Exercise details: Return a copy of every line in the records that includes the word "alkuaineet".

Saved data entries:
——
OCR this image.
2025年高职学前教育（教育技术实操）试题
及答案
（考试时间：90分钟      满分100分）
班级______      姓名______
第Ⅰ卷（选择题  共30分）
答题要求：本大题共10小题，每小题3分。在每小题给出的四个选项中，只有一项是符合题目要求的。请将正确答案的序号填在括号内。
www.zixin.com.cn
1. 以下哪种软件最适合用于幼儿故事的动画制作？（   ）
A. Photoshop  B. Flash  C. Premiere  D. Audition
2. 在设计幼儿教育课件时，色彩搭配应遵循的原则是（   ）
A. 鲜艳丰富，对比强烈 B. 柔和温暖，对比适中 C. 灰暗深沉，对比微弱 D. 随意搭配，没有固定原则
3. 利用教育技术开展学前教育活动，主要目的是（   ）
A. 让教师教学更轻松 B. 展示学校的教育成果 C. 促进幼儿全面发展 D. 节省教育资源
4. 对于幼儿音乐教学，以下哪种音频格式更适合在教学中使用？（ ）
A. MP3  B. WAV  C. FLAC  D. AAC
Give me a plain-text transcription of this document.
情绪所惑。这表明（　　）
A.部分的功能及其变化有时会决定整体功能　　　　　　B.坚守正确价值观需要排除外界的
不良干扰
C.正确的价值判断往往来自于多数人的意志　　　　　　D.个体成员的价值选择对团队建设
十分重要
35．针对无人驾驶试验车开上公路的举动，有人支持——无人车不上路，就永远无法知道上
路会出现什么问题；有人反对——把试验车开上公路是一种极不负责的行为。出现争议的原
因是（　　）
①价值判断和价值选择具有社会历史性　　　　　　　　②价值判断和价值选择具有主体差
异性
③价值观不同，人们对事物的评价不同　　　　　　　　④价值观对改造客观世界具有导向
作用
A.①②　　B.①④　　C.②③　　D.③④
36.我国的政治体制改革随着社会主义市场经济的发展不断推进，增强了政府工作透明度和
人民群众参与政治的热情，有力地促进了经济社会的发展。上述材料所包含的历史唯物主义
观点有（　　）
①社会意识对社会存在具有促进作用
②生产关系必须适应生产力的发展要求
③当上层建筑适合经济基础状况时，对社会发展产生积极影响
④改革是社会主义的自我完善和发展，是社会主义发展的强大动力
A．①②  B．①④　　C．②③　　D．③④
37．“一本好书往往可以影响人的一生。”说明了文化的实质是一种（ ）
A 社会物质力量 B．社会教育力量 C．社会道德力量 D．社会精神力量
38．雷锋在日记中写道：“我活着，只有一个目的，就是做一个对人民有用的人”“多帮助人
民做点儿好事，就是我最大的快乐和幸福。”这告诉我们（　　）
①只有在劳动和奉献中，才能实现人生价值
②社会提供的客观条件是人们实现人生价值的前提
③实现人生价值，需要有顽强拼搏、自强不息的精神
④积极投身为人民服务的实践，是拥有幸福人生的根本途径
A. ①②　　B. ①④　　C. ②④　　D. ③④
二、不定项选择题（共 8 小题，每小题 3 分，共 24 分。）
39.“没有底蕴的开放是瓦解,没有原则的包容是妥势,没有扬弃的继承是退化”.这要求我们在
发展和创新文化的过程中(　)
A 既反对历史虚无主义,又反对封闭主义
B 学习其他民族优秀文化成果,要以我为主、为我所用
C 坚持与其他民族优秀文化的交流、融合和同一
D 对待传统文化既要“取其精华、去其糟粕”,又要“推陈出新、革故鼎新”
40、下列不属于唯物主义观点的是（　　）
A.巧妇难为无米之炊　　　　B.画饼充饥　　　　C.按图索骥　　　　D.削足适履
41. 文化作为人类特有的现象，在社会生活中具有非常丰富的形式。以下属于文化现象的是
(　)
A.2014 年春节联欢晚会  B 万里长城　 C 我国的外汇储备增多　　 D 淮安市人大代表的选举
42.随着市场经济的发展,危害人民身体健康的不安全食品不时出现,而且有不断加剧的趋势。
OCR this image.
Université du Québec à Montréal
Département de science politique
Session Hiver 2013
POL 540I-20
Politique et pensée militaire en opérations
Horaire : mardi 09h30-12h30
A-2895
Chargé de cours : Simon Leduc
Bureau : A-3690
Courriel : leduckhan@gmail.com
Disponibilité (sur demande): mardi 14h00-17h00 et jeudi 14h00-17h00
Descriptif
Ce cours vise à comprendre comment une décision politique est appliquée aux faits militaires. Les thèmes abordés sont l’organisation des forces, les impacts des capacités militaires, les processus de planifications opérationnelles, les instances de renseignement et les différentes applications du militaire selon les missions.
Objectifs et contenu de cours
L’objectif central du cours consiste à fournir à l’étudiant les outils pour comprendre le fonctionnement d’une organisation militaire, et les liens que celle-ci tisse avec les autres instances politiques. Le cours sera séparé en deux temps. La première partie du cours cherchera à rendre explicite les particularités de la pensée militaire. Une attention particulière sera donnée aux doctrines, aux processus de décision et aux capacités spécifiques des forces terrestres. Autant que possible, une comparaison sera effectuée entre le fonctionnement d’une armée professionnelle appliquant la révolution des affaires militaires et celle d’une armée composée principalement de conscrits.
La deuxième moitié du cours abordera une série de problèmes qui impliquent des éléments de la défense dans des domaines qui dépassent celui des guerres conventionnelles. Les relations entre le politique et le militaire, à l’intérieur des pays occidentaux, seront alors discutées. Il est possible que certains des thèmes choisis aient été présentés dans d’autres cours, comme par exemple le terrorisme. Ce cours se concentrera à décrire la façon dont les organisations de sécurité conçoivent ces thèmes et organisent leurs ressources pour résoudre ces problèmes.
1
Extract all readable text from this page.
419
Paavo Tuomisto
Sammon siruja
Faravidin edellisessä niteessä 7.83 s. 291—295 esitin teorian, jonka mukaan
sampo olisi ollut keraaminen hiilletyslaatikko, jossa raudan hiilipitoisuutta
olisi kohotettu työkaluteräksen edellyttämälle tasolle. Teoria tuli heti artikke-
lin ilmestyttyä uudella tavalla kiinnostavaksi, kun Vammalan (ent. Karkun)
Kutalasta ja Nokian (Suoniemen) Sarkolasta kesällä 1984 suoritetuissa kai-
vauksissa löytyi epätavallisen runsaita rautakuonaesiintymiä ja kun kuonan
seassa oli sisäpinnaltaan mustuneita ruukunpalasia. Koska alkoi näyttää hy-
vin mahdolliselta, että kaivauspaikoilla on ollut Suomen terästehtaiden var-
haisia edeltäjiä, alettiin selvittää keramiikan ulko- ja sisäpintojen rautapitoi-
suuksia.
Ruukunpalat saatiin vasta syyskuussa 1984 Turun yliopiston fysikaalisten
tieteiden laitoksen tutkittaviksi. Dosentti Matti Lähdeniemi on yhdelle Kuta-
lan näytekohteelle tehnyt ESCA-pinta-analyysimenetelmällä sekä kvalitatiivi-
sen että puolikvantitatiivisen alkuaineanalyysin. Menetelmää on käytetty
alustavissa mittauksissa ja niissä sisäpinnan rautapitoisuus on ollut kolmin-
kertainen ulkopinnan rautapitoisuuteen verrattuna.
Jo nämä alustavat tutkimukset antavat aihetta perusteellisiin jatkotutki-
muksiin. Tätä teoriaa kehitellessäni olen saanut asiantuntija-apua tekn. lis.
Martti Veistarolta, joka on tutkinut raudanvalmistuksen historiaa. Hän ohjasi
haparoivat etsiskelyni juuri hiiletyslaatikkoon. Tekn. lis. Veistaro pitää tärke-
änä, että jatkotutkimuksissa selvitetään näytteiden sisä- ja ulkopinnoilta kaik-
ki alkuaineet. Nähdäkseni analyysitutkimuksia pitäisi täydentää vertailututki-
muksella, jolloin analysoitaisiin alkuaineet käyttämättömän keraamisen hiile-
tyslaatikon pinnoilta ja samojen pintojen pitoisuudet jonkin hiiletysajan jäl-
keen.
——
Task result:
ki alkuaineet. Nähdäkseni analyysitutkimuksia pitäisi täydentää vertailututki-
muksella, jolloin analysoitaisiin alkuaineet käyttämättömän keraamisen hiile-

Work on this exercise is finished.